# [Task details]
Give the number of lines in this listing that contain the word "step", and nothing else.
-- start of Dataset content --
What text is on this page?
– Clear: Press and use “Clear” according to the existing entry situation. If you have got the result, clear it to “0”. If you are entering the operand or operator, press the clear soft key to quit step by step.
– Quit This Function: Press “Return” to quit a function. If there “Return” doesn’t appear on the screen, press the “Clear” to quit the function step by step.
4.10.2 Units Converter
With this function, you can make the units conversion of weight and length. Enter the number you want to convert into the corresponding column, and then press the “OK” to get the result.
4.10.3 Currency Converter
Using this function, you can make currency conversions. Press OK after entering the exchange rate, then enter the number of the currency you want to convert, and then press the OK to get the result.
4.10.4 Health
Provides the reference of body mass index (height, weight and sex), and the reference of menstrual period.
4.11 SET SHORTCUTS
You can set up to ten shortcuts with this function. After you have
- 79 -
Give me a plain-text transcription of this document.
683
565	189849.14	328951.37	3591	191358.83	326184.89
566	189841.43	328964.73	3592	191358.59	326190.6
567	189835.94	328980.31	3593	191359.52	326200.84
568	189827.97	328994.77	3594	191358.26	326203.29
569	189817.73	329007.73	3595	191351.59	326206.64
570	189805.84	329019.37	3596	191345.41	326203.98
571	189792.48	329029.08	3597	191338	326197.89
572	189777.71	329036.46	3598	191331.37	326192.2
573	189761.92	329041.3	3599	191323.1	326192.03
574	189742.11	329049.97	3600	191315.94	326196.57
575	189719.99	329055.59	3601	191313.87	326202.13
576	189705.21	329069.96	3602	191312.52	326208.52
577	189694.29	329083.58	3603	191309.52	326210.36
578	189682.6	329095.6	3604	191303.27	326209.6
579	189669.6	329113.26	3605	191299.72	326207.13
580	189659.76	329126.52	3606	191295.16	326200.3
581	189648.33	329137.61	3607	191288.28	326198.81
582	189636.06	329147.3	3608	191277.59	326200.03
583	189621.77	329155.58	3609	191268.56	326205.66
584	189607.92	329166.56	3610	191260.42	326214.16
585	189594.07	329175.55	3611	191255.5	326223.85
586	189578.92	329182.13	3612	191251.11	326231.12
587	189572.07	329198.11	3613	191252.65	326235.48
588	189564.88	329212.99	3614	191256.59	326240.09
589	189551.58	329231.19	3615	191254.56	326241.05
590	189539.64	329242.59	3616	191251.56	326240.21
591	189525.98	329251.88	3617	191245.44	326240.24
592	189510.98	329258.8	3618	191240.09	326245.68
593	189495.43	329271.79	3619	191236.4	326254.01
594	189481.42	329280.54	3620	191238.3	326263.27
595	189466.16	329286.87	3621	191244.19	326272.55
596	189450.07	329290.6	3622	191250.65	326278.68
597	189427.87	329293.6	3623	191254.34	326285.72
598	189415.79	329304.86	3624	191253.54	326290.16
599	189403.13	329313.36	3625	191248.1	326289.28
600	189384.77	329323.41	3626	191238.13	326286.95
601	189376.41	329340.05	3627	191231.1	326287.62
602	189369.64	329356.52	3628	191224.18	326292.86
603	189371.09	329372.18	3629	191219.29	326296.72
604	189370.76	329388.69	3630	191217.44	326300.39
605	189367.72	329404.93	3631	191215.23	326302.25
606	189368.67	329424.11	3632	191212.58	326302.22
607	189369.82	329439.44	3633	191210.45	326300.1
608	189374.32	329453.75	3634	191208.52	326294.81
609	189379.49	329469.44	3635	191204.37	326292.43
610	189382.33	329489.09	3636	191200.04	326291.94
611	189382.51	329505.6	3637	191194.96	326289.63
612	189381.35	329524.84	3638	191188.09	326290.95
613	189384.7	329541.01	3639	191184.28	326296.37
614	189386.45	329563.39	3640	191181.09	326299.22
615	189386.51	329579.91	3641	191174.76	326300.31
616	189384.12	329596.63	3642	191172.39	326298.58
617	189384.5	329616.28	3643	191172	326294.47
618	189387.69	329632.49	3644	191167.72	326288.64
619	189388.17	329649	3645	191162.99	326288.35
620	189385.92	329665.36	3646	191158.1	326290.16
-- end of Dataset content --
# [Written reply]
2